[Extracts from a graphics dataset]

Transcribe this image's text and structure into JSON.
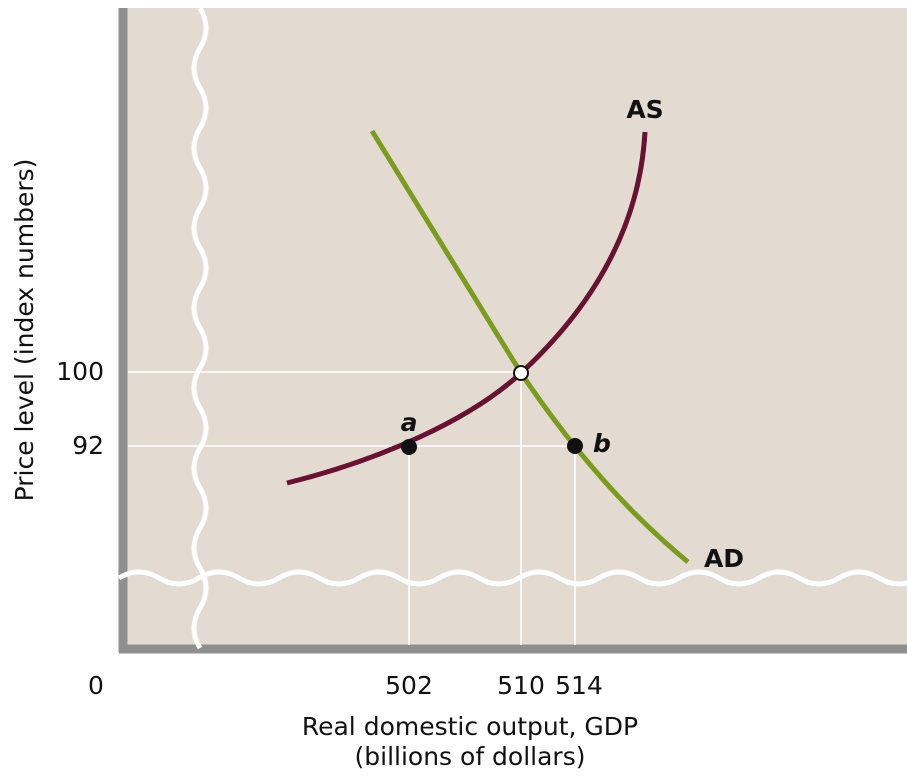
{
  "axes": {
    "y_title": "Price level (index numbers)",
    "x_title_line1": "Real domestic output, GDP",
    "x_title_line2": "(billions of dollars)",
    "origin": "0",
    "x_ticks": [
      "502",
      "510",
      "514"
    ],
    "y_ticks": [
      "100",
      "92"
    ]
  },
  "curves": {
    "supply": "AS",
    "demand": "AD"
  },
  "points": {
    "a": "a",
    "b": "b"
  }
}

■ **What to do**: Skipping the pictures, transcribe each line above exactly as it appears.

■ **Expected answer**:
Transcribe this image's text and structure into JSON.
{
  "axes": {
    "y_title": "Price level (index numbers)",
    "x_title_line1": "Real domestic output, GDP",
    "x_title_line2": "(billions of dollars)",
    "origin": "0",
    "x_ticks": [
      "502",
      "510",
      "514"
    ],
    "y_ticks": [
      "100",
      "92"
    ]
  },
  "curves": {
    "supply": "AS",
    "demand": "AD"
  },
  "points": {
    "a": "a",
    "b": "b"
  }
}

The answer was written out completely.